### [PAGE EXCERPT]
Brett Wayman: All of that said, I don't think that we should let altruism get in the way of our fiduciary responsibilities. So, giving them a little bit of grace is okay as they build up their methodologies. But if they really can't integrate it over the near term, we definitely should be investing in the strategies that have been doing this and that do integrate best practices when it comes to ESG. But when it comes to greenwashing, I mean, I think the industry in general just talking about greenwashing means we're setting a bar. And like they say, all press is good press. I mean, that's how I feel about greenwashing. The fact that we're talking about this and it's so prevalent means that it's on the minds of investors and advisors. Now everybody's held to a standard that is above greenwashing.
Jenna Dagenhart: Yeah, those are great points. And honing in on impact, Cheryl, many advisors and their clients are interested in impact. Like the greenwashing, we've seen with ESG. It seems like impact is a term that gets thrown around quite a bit as well without a clear definition of what impact actually looks like. How do you all think about the impact generated by the different approaches to sustainable investing?
Cheryl Smith: Well, first I want to say I love Brett's conception and framing of the greenwashing as, okay, we're moving to a higher standard and everybody's going to be there. We've always had a saying that there is no such thing as a perfect company. Every company is made of human beings, no human being is perfect, and they all make mistakes. And part of what we've worked on on our impact work is to work with companies to say, "We think you're doing a great job in this area. We would like to see you do a better job in this area as well, continually upping that bar." So I think that that's a very positive approach. And the addition of ESG names to strategies that have long been sustainable strategies is also partly a change in nomenclature. So we added ESG to our strategy names.
Cheryl Smith: We've been doing sustainable investing for the 35 years, but when it was being searched through a database, it didn't come up. So there's also, as the labeling changes, you also have to change your label to be searchable, if you will. But on that impact component, I think it's really important to notice that every decision has an impact, but if you're making the same decision that is a normal standard mainstream decision, that impact isn't necessarily recognized. But what impact means is that there's an idea that came over from the private equity space of intentionality, that you're trying to have an impact. And so, when we think of impact, that's really what we're looking for.

### [MATERIAL SUPPLIED]

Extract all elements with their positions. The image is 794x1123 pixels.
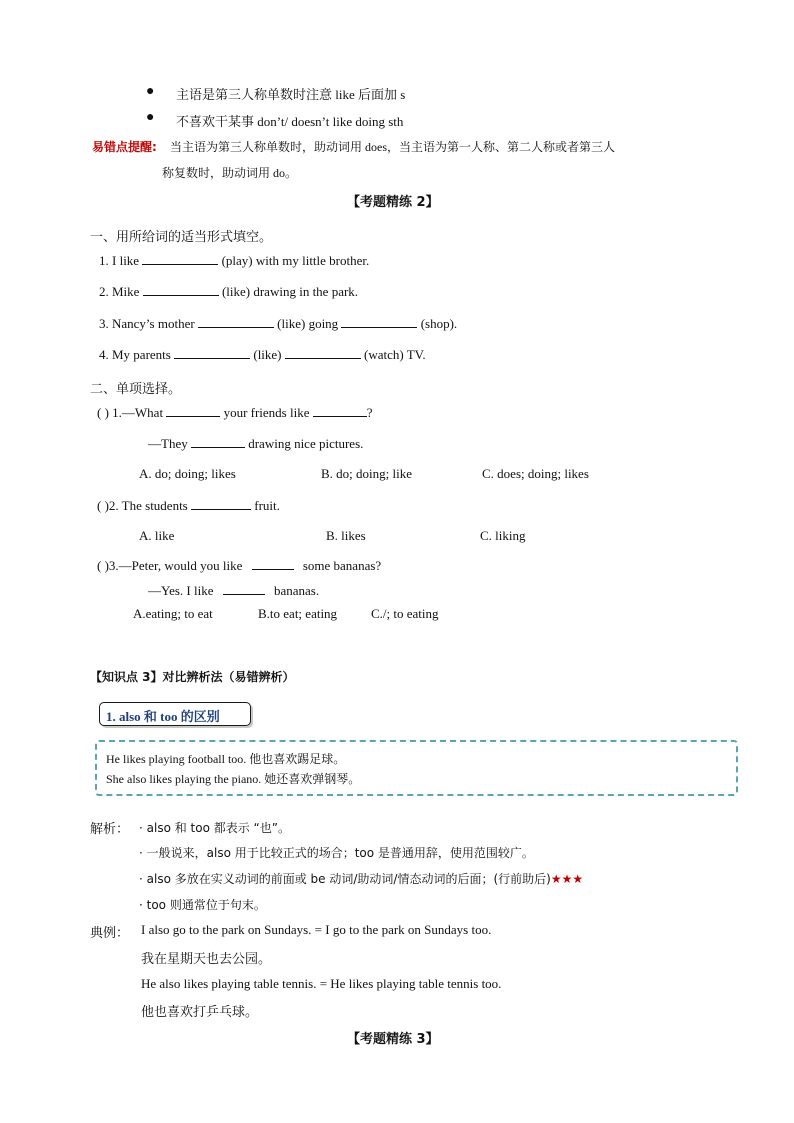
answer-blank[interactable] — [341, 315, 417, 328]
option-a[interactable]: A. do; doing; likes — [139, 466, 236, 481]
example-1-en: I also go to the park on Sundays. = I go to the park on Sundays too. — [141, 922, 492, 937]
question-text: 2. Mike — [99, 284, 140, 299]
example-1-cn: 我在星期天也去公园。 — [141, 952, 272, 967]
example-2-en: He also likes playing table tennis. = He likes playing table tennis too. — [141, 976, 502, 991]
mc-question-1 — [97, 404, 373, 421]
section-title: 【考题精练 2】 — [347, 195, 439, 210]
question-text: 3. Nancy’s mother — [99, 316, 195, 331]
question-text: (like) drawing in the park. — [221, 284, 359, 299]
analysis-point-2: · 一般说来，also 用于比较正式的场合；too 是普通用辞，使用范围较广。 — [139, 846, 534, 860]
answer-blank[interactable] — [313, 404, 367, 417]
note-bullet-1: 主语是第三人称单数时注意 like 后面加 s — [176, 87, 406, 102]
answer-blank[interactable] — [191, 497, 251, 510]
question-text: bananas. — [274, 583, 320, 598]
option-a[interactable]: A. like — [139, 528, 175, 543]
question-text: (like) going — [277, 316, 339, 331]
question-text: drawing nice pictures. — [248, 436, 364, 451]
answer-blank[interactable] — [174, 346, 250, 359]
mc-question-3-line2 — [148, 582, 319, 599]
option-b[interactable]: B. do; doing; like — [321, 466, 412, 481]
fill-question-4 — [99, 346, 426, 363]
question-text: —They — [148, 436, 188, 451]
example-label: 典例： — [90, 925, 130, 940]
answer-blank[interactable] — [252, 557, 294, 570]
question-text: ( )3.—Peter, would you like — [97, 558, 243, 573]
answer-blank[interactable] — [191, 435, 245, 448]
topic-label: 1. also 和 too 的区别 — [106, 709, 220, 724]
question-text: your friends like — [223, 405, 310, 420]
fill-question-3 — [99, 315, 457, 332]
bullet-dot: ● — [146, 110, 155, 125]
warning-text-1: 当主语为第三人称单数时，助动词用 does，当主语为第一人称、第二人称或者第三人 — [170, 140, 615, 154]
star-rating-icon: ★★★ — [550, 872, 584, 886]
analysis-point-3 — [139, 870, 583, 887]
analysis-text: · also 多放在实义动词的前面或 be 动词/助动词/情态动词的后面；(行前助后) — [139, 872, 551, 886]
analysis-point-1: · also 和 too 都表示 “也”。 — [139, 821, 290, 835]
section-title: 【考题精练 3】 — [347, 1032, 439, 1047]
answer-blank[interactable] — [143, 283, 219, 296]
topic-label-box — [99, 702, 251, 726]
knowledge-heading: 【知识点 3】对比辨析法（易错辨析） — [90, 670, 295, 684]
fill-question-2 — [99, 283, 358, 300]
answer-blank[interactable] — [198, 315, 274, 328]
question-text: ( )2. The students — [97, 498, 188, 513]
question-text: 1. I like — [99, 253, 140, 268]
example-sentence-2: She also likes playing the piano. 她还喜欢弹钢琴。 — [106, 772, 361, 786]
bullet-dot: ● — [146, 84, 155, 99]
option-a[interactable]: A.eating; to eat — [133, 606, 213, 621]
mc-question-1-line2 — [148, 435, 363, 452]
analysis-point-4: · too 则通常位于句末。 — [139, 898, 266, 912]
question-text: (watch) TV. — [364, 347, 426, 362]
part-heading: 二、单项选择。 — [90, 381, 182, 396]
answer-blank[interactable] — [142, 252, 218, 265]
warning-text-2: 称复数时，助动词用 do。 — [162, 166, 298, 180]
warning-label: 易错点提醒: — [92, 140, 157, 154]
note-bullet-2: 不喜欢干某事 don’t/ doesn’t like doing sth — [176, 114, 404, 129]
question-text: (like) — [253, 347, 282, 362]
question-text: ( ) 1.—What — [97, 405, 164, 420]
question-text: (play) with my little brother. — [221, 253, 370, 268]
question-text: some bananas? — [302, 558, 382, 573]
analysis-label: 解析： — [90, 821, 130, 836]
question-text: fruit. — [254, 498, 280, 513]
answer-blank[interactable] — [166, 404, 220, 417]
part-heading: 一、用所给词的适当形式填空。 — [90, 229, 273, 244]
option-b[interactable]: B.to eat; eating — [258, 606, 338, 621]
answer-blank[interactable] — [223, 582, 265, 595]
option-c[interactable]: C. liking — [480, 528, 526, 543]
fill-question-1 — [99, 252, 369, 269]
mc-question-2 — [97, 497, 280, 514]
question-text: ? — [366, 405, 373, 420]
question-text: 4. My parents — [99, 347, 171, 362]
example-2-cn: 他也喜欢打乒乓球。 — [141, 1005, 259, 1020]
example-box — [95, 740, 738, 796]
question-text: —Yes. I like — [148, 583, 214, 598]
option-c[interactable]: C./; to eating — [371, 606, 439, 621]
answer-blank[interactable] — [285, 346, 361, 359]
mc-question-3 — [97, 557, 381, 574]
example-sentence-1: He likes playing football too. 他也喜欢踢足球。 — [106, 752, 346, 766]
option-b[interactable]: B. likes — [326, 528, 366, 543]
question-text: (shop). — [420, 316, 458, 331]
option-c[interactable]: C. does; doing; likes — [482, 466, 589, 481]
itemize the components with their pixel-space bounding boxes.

### [REQUESTS]
**1)** Reproduce the part of the ESG investing discussion that begins at the words "Brett Wayman: All" and stops after the words "is above greenwashing.".
**2)** Summarize the ESG investing discussion in two sentences.

### [RESPONSES TO THE EXERCISE]
**1)**
Brett Wayman: All of that said, I don't think that we should let altruism get in the way of our fiduciary responsibilities. So, giving them a little bit of grace is okay as they build up their methodologies. But if they really can't integrate it over the near term, we definitely should be investing in the strategies that have been doing this and that do integrate best practices when it comes to ESG. But when it comes to greenwashing, I mean, I think the industry in general just talking about greenwashing means we're setting a bar. And like they say, all press is good press. I mean, that's how I feel about greenwashing. The fact that we're talking about this and it's so prevalent means that it's on the minds of investors and advisors. Now everybody's held to a standard that is above greenwashing.

**2)** Brett Wayman argues that altruism should not override fiduciary responsibilities, and that the widespread talk of greenwashing now holds everybody to a standard above it. Cheryl Smith welcomes that framing, explains that ESG was added to long-standing sustainable strategy names partly so they would turn up in database searches, and says impact means intentionally trying to have one, an idea from private equity.